DATA FOR THIS EXERCISE ▸
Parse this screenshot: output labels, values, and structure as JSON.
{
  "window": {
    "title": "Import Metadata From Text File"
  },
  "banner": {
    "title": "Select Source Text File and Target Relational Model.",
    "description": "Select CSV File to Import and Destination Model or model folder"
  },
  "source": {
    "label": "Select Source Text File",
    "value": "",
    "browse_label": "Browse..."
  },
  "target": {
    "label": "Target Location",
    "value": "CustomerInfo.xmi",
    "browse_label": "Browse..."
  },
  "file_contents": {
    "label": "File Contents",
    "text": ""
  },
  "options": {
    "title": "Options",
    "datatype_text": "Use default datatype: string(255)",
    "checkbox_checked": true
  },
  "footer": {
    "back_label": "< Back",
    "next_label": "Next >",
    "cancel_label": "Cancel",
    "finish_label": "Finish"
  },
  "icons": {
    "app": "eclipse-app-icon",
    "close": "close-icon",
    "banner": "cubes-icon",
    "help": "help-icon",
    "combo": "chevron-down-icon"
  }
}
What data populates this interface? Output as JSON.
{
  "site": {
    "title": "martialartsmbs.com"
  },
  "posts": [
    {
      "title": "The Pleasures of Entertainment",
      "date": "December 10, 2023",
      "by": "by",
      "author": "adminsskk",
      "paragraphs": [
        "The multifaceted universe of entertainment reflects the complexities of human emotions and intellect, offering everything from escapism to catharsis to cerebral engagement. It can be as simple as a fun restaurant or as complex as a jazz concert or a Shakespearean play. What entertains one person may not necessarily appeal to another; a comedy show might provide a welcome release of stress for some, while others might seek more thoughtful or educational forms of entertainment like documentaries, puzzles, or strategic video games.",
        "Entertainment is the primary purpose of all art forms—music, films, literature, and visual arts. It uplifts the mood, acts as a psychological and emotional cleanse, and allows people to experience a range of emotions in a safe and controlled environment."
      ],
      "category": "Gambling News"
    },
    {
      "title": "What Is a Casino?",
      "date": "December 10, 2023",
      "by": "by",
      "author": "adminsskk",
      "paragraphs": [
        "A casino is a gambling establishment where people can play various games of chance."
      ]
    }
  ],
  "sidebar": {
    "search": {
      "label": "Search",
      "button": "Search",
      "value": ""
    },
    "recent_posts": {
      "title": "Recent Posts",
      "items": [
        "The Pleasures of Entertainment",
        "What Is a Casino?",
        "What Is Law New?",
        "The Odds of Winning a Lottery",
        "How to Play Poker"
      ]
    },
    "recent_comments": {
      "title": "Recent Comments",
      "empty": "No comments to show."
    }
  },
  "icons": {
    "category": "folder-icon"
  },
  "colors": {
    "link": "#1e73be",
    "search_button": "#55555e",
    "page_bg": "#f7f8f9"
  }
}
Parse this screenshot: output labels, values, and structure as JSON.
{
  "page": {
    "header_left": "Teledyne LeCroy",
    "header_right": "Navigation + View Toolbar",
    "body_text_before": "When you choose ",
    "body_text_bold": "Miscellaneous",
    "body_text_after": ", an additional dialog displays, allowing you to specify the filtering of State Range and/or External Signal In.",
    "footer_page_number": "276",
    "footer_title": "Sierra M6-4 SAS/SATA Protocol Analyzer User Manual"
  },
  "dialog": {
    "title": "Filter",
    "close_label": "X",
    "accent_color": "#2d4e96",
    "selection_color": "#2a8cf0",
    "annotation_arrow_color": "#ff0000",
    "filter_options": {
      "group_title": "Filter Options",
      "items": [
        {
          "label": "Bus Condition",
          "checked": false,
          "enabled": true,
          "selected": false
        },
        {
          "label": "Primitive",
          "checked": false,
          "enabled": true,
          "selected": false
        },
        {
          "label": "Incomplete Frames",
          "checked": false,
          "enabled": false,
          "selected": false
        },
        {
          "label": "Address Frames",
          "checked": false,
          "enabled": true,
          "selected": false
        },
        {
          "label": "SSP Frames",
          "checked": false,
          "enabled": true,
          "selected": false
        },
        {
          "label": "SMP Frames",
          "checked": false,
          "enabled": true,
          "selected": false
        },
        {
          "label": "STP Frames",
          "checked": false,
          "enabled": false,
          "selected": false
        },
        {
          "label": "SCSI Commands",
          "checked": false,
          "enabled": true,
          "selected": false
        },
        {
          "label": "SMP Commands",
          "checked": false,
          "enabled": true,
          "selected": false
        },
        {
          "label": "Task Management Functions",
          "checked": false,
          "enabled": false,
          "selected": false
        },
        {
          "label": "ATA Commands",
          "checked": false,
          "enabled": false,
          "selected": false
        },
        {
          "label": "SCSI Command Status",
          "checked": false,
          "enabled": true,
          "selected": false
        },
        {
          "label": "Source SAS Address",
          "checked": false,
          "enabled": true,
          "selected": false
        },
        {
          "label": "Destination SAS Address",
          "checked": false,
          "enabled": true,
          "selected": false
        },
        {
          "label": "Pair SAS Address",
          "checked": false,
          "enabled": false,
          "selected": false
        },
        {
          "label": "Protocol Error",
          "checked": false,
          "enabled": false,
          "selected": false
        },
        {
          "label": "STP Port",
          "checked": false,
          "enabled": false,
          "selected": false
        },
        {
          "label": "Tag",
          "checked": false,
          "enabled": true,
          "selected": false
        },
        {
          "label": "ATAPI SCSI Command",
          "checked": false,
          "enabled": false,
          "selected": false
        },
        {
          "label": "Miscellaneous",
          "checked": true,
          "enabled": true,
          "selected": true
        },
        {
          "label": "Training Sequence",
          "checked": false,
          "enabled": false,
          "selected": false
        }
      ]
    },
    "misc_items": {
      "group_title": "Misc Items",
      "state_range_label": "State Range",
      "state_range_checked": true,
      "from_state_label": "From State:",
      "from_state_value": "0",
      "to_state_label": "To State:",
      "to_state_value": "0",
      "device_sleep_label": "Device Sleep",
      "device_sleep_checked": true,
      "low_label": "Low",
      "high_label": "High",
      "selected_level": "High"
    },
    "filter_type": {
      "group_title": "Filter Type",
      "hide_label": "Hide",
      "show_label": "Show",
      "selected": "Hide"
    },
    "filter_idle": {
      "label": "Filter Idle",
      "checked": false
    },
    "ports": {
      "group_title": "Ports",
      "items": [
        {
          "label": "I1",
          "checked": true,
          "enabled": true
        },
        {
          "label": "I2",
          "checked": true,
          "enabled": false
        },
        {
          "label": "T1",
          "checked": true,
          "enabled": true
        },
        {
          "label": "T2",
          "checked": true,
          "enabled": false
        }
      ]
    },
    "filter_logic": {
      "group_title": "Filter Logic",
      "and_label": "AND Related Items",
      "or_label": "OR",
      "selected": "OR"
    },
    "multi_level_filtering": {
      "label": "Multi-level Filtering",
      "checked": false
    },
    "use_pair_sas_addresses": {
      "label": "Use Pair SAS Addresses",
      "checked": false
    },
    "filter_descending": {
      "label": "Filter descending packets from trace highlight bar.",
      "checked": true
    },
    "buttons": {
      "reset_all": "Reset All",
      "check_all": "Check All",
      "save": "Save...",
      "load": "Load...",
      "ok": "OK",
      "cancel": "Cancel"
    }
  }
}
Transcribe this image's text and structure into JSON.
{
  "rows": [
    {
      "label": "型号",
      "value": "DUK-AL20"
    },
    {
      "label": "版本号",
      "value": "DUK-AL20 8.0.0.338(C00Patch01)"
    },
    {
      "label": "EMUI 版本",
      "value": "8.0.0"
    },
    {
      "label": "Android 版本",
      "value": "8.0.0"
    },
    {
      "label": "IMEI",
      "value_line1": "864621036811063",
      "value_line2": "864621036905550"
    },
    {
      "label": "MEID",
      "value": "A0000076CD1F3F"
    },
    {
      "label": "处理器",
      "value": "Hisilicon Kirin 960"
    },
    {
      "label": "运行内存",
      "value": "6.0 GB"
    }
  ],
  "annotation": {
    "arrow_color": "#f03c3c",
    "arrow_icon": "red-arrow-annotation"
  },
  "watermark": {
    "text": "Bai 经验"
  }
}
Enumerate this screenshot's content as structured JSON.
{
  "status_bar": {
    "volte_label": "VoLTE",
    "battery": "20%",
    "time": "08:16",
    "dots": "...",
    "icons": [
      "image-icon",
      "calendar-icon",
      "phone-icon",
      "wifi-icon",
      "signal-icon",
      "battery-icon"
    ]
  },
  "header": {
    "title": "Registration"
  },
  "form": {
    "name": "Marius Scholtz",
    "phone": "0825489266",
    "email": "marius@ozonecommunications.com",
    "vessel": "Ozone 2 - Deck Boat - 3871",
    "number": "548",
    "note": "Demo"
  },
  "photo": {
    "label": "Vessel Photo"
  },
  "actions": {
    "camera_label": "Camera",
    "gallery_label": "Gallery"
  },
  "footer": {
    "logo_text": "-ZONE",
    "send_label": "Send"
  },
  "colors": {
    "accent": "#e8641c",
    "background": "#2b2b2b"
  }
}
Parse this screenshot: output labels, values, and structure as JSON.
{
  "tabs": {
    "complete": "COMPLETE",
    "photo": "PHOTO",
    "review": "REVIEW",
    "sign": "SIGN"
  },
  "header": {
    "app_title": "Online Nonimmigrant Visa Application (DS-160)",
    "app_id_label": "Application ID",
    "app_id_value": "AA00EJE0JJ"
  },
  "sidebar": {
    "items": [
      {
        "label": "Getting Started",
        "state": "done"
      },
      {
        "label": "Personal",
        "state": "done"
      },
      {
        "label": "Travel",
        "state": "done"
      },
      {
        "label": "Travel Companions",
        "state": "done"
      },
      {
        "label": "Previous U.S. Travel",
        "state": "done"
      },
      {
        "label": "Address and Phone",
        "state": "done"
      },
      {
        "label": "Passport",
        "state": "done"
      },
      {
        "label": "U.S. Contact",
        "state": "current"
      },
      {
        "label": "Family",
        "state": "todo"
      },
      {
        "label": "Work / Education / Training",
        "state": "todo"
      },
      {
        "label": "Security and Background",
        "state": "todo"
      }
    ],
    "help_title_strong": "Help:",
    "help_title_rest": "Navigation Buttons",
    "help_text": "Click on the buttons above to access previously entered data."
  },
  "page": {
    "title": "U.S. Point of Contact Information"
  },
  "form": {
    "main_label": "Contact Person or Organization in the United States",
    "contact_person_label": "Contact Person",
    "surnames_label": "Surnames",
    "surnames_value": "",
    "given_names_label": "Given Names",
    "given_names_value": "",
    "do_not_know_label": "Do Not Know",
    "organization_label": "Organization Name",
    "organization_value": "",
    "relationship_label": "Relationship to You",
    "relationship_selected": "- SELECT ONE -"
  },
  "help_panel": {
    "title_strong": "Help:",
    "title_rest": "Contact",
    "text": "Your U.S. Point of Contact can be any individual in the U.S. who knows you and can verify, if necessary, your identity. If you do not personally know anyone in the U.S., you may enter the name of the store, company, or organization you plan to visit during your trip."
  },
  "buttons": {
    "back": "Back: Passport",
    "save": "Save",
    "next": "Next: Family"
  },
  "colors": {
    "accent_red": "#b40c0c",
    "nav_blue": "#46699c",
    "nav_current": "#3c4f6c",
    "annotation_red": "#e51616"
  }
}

WHAT THE TASK ASKS ▸
Scan the entries above for the word "Navigation" and collect each line holding it.

FULL OUTPUT ▸
    "header_right": "Navigation + View Toolbar",
    "help_title_rest": "Navigation Buttons",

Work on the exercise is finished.